* [Problem statement] Keep only the lines where "title" appears.

───── Dataset ─────

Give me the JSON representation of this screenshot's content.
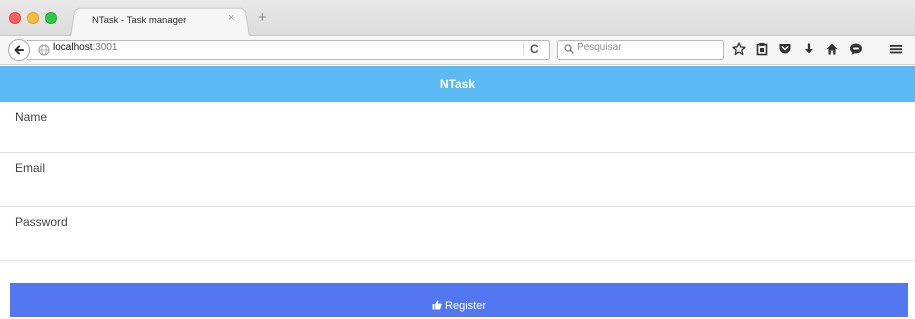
{
  "browser": {
    "tab": {
      "title": "NTask - Task manager",
      "close_glyph": "×",
      "new_tab_glyph": "+"
    },
    "toolbar": {
      "url_host": "localhost",
      "url_port": ":3001",
      "reload_glyph": "C",
      "search_placeholder": "Pesquisar",
      "icons": [
        "back-arrow-icon",
        "globe-icon",
        "reload-icon",
        "search-icon",
        "star-icon",
        "clipboard-icon",
        "pocket-icon",
        "download-icon",
        "home-icon",
        "chat-icon",
        "hamburger-menu-icon"
      ]
    },
    "window_controls": [
      "close",
      "minimize",
      "zoom"
    ]
  },
  "app": {
    "title": "NTask",
    "header_color": "#5bb9f3",
    "form": {
      "fields": [
        {
          "label": "Name",
          "value": ""
        },
        {
          "label": "Email",
          "value": ""
        },
        {
          "label": "Password",
          "value": ""
        }
      ],
      "submit_label": "Register",
      "submit_icon": "thumbs-up-icon",
      "submit_color": "#5277f1"
    }
  }
}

─────

* [Solution]
      "title": "NTask - Task manager",
    "title": "NTask",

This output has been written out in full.